-- Data shown start --

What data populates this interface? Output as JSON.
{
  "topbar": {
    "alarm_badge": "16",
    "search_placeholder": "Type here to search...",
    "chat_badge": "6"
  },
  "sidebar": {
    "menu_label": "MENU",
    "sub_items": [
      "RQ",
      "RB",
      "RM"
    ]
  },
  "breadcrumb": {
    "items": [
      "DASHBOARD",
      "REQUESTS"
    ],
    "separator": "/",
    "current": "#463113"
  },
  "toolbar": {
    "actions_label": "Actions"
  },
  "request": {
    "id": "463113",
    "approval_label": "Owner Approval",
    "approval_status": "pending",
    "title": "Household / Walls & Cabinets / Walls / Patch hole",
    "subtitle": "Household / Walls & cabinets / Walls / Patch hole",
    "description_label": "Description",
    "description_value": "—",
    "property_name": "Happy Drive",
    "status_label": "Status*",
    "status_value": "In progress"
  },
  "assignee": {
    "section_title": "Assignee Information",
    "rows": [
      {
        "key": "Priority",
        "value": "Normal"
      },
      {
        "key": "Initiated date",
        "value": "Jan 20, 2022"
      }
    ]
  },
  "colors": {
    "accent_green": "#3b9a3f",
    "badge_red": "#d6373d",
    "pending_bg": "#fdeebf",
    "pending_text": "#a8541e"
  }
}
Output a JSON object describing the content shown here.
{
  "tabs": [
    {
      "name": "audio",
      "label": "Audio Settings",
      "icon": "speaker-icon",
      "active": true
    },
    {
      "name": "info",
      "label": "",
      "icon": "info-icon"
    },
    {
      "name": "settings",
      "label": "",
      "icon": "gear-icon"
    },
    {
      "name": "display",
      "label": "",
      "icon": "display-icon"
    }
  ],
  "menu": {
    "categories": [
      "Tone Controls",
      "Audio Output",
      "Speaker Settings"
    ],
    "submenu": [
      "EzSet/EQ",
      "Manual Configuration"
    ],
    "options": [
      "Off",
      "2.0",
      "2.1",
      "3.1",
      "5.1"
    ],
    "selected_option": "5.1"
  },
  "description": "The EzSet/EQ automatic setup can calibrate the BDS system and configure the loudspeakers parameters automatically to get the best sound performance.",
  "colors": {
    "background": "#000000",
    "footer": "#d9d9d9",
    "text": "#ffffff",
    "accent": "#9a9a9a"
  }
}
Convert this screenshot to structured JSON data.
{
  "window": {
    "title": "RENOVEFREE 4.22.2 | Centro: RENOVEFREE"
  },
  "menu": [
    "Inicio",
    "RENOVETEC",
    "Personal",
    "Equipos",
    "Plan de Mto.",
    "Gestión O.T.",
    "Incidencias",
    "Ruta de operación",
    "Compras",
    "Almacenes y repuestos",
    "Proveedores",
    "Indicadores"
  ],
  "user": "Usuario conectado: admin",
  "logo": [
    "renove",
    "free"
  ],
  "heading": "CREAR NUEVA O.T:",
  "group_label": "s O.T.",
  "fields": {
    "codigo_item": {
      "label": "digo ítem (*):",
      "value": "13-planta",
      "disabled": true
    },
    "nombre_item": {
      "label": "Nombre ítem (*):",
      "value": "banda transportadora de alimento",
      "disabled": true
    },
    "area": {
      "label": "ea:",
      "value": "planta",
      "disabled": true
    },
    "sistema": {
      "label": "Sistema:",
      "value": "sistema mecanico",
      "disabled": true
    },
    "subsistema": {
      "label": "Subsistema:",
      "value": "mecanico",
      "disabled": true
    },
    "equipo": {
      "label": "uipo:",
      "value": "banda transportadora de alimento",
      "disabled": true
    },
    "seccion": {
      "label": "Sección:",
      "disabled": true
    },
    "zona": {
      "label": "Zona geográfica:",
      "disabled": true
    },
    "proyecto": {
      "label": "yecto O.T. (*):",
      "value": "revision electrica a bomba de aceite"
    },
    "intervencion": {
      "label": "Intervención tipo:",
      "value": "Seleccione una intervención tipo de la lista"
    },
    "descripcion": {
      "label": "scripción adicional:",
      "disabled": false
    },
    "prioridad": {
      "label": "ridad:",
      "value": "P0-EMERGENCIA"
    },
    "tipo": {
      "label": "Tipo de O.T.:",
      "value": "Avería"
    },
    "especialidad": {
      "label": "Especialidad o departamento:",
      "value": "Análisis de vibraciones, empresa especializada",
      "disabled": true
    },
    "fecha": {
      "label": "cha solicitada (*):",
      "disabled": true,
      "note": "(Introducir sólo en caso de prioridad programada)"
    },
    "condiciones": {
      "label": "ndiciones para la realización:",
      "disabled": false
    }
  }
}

-- Data shown end --

◆ Written instruction:
Give the count of lines in the records that contain "JSON", and no other text.

◆ Output of the exercise:
3